▶ **WORK REQUIRED**: Output the material word for word. Leave each picture out.
╭─ SUPPLIED INFORMATION
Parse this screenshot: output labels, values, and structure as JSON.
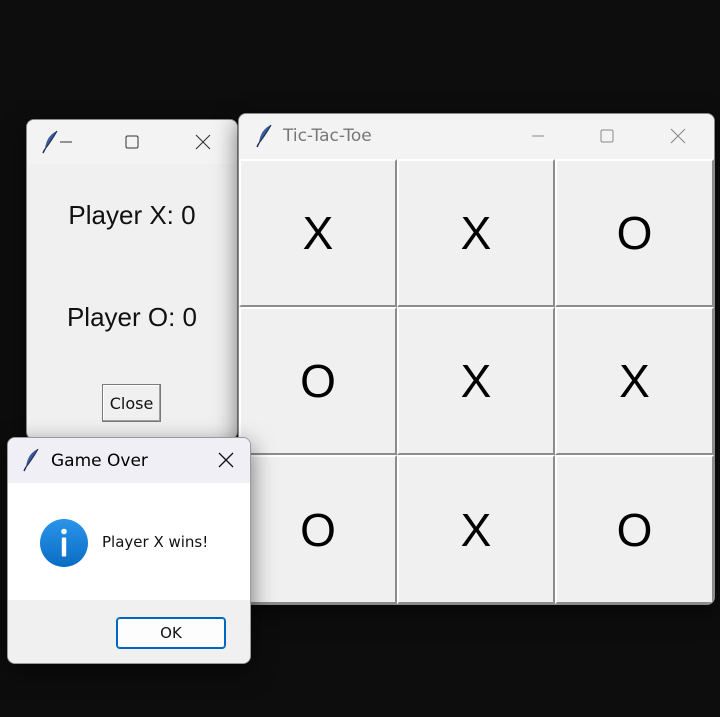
{
  "scores_window": {
    "player_x_label": "Player X: 0",
    "player_o_label": "Player O: 0",
    "close_button": "Close"
  },
  "game_window": {
    "title": "Tic-Tac-Toe",
    "board": [
      [
        "X",
        "X",
        "O"
      ],
      [
        "O",
        "X",
        "X"
      ],
      [
        "O",
        "X",
        "O"
      ]
    ]
  },
  "dialog": {
    "title": "Game Over",
    "icon": "info-icon",
    "message": "Player X wins!",
    "ok_button": "OK"
  },
  "colors": {
    "desktop": "#0d0d0d",
    "window_bg": "#f0f0f0",
    "info_icon": "#0a78d4",
    "accent": "#0067c0"
  }
}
╰─
▶ **EXERCISE SOLUTION**:
Parse this screenshot: output labels, values, and structure as JSON.
{
  "scores_window": {
    "player_x_label": "Player X: 0",
    "player_o_label": "Player O: 0",
    "close_button": "Close"
  },
  "game_window": {
    "title": "Tic-Tac-Toe",
    "board": [
      [
        "X",
        "X",
        "O"
      ],
      [
        "O",
        "X",
        "X"
      ],
      [
        "O",
        "X",
        "O"
      ]
    ]
  },
  "dialog": {
    "title": "Game Over",
    "icon": "info-icon",
    "message": "Player X wins!",
    "ok_button": "OK"
  },
  "colors": {
    "desktop": "#0d0d0d",
    "window_bg": "#f0f0f0",
    "info_icon": "#0a78d4",
    "accent": "#0067c0"
  }
}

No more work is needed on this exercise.